WHAT YOU SHOULD DO: Please copy every line of the records below that holds the word "ylabel".

[Dataset entries on figures]
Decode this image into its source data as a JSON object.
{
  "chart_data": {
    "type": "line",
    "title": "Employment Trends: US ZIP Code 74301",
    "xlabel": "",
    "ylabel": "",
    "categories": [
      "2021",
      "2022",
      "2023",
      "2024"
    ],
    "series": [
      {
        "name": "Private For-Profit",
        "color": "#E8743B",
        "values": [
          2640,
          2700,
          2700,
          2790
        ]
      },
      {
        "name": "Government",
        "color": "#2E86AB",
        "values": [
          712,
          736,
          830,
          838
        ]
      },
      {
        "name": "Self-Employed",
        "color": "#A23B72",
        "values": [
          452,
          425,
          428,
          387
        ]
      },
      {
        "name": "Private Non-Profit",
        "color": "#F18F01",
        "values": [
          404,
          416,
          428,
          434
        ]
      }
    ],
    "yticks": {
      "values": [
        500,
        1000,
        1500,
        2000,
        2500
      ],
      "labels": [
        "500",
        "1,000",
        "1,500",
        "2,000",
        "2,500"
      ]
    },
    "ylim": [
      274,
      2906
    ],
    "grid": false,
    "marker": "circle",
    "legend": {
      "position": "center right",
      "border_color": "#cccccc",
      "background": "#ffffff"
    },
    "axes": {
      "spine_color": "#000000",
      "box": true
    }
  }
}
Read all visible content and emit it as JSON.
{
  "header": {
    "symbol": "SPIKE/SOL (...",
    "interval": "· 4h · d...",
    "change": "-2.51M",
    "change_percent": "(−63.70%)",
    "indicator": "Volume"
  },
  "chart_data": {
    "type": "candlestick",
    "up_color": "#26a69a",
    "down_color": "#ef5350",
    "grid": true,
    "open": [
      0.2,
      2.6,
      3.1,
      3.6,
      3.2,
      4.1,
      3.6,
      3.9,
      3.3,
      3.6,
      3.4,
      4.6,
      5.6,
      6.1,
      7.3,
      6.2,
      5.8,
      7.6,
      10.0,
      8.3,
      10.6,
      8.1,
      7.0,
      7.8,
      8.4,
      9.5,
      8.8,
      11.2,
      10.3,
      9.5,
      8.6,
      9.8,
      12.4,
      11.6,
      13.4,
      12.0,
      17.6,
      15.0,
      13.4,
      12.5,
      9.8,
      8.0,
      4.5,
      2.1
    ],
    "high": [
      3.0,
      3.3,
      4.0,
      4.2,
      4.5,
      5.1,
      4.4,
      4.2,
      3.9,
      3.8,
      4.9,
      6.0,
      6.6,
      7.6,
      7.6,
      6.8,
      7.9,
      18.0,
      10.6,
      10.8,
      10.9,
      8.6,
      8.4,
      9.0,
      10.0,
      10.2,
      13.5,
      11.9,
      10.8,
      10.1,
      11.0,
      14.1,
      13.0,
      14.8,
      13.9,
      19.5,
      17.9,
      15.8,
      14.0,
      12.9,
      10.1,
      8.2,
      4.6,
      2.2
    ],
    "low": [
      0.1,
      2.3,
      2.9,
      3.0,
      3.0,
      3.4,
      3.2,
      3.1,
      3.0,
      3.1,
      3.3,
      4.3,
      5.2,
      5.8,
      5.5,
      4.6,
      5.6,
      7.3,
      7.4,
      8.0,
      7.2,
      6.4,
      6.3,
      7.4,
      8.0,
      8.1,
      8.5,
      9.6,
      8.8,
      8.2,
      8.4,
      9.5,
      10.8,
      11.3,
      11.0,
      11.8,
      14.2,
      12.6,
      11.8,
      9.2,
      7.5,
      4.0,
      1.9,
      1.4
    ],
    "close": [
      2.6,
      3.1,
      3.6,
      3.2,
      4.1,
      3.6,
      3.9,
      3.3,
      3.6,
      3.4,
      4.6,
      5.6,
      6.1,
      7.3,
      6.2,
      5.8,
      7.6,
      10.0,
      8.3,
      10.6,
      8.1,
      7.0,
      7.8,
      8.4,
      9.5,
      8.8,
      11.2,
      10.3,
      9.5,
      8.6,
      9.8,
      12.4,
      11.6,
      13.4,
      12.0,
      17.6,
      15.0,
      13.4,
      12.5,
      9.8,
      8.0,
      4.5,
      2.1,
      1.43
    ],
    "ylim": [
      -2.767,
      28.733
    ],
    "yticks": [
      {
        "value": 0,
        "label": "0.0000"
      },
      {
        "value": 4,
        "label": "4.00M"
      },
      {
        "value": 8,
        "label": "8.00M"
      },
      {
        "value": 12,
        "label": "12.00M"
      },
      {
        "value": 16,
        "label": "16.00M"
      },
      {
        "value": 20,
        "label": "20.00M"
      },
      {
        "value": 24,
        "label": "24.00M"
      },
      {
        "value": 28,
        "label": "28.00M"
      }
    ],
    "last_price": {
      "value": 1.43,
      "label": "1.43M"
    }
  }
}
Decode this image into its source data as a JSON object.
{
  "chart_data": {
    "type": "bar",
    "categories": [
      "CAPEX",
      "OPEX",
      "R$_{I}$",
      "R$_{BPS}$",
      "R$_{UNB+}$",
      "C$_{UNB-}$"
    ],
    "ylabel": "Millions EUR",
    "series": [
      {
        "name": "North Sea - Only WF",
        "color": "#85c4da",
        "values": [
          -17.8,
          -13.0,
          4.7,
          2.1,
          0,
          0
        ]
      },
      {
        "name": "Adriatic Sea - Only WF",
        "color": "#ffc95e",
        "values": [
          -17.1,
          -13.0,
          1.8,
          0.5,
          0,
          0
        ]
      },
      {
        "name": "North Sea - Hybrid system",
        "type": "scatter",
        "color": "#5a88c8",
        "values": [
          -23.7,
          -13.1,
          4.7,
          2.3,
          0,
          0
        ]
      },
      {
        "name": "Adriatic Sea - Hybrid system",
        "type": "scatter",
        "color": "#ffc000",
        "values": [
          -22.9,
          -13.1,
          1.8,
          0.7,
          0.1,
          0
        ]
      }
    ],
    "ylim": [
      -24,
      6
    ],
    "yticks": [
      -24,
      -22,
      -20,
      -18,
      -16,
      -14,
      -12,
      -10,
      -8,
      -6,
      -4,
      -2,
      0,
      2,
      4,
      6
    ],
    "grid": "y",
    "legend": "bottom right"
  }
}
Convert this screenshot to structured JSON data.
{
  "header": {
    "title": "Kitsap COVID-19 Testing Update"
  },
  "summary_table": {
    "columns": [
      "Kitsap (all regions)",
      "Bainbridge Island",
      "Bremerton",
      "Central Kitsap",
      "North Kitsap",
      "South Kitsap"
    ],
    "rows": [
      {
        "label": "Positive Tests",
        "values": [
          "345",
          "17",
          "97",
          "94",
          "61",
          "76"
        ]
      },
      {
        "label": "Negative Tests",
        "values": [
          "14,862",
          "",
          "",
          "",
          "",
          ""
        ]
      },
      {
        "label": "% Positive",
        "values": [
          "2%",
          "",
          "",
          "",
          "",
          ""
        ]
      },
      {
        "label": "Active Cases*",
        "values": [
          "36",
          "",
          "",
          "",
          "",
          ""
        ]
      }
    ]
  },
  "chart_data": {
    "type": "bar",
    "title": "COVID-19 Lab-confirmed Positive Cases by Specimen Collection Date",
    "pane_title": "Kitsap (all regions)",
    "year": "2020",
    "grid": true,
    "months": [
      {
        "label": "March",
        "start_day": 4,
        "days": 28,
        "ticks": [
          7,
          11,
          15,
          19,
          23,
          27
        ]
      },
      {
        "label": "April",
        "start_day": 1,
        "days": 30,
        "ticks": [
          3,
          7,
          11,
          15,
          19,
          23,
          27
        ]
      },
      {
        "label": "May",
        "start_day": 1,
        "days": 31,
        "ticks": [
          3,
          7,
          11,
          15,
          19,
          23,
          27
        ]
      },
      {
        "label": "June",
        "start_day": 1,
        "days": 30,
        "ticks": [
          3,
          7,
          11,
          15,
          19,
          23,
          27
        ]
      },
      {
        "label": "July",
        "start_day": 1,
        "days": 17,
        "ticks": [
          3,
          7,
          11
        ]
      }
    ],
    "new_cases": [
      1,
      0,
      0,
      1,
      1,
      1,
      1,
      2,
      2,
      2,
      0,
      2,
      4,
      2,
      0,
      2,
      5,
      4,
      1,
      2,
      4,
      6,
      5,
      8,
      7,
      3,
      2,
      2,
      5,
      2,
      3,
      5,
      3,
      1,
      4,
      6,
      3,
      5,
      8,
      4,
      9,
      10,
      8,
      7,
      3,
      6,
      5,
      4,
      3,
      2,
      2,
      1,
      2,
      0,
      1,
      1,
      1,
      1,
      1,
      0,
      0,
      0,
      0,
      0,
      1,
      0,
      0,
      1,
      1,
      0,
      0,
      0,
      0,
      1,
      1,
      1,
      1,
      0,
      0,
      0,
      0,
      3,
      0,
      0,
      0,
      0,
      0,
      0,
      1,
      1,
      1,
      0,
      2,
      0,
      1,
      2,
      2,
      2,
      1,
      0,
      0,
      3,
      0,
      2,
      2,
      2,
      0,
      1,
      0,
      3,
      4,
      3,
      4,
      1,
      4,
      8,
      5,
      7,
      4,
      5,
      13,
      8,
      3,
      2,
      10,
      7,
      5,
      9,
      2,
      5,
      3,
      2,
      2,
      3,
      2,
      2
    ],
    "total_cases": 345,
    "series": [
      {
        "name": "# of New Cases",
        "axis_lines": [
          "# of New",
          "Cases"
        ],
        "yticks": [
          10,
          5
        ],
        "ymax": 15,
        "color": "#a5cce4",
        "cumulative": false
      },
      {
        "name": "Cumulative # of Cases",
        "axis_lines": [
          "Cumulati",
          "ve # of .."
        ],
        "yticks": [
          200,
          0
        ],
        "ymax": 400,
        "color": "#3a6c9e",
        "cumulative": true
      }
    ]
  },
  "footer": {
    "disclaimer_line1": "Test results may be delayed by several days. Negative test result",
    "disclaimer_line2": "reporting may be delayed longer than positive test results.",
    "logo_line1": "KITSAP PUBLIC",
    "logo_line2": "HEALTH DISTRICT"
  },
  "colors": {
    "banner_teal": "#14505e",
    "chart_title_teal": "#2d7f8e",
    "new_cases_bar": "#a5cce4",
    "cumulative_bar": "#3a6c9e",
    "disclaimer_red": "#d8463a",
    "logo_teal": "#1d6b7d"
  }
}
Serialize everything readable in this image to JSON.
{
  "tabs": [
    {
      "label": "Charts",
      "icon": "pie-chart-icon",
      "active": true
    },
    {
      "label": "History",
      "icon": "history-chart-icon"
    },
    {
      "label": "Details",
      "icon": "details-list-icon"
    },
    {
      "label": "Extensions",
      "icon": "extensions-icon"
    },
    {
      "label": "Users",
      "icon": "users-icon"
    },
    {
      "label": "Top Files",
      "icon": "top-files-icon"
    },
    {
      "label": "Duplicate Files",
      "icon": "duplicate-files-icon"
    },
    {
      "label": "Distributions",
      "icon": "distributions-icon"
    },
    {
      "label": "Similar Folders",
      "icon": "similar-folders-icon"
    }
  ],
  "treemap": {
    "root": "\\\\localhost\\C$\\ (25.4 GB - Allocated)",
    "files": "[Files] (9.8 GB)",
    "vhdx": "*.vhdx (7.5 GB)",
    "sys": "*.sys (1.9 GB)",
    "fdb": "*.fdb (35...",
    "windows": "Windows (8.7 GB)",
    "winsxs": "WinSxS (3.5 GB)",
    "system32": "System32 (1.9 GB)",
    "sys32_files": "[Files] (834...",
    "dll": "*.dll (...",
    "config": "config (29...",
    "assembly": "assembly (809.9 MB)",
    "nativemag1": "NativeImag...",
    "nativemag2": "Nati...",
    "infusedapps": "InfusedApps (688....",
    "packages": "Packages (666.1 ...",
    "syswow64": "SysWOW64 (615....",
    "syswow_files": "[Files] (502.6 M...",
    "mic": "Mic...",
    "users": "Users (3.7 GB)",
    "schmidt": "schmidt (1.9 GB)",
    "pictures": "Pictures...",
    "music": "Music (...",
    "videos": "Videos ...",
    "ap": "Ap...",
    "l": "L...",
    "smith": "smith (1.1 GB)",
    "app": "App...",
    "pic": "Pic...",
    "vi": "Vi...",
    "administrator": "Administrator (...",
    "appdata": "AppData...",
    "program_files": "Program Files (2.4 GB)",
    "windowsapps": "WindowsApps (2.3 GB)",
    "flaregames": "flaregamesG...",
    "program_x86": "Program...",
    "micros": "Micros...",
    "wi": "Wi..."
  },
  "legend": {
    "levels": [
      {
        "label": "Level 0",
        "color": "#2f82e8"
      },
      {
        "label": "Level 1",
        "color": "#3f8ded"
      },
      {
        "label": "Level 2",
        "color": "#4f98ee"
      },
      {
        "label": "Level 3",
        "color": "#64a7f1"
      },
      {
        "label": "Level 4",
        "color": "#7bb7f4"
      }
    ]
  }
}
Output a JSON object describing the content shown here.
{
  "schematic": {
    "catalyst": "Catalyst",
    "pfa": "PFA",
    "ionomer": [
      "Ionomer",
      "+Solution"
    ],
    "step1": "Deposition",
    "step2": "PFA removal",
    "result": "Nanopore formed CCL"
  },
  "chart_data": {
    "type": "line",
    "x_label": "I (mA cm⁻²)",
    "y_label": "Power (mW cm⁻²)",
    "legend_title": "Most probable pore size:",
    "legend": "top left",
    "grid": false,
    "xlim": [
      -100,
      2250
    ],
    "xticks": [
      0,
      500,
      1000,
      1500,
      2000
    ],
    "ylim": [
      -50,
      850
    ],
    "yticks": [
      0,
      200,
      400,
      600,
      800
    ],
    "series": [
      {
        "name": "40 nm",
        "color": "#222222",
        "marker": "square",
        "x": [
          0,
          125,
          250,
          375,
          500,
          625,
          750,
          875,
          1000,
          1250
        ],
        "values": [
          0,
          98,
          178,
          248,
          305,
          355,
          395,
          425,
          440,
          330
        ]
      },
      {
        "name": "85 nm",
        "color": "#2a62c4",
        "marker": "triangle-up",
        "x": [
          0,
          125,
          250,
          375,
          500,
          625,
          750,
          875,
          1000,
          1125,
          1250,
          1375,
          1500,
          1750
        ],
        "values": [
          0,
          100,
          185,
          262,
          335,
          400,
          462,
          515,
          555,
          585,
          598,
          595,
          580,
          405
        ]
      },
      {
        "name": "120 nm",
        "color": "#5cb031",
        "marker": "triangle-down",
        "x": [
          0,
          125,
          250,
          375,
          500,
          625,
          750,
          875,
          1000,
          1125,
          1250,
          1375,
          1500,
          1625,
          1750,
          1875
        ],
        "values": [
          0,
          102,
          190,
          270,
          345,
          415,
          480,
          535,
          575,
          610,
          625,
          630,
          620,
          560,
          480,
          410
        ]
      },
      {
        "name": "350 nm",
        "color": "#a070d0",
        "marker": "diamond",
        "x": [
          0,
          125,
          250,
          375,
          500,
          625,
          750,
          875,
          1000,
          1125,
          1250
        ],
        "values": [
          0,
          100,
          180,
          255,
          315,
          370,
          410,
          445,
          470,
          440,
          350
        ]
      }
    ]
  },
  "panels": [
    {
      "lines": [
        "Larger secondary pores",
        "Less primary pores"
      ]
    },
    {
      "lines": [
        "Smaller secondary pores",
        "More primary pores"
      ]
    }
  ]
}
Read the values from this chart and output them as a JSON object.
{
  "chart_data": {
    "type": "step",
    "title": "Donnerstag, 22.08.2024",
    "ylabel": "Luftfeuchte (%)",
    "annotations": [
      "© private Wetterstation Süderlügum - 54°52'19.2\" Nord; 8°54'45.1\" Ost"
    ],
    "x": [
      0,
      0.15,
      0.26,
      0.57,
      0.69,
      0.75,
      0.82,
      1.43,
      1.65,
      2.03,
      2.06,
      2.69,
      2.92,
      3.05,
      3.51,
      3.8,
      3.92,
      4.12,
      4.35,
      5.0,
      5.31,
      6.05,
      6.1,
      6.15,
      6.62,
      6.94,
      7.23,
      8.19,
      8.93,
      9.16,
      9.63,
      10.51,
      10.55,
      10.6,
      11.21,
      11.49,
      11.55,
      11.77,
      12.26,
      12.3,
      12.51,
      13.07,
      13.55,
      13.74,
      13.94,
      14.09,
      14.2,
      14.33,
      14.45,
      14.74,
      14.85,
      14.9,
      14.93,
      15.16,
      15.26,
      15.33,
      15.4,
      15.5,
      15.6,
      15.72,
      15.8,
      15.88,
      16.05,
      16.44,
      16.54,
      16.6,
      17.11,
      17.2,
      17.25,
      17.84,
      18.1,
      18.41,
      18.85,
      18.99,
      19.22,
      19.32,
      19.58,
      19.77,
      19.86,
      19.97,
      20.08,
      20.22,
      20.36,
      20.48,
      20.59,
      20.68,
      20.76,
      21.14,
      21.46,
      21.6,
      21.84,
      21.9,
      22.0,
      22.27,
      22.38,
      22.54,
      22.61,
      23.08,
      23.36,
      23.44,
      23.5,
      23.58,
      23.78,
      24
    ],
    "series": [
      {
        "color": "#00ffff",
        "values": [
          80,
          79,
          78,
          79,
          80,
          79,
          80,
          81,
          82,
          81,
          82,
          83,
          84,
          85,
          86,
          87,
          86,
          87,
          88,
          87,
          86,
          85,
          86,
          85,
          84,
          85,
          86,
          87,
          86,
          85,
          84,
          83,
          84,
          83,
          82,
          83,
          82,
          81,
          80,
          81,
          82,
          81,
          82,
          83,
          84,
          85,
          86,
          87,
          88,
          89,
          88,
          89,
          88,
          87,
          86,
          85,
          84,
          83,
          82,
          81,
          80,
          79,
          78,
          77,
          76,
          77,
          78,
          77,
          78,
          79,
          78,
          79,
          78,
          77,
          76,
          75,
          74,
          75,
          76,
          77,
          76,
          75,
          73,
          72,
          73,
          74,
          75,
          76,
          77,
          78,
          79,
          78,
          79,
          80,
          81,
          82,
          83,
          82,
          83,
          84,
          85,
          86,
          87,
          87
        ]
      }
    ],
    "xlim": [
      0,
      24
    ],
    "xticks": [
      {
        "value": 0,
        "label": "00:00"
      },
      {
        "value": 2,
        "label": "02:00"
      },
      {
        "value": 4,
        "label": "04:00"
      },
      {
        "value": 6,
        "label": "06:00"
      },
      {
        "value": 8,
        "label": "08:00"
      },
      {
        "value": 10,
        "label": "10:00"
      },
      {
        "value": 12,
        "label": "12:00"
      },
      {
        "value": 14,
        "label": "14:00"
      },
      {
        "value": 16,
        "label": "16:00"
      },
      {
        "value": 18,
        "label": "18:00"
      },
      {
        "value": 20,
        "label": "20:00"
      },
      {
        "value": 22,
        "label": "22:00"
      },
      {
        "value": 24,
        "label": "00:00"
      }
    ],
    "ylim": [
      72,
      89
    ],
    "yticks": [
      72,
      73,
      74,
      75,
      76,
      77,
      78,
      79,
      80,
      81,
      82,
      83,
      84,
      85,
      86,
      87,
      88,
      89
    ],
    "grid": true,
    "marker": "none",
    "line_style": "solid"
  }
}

RESPONSE TO THIS EXERCISE:
    "ylabel": "",
    "ylabel": "Millions EUR",
    "ylabel": "Luftfeuchte (%)",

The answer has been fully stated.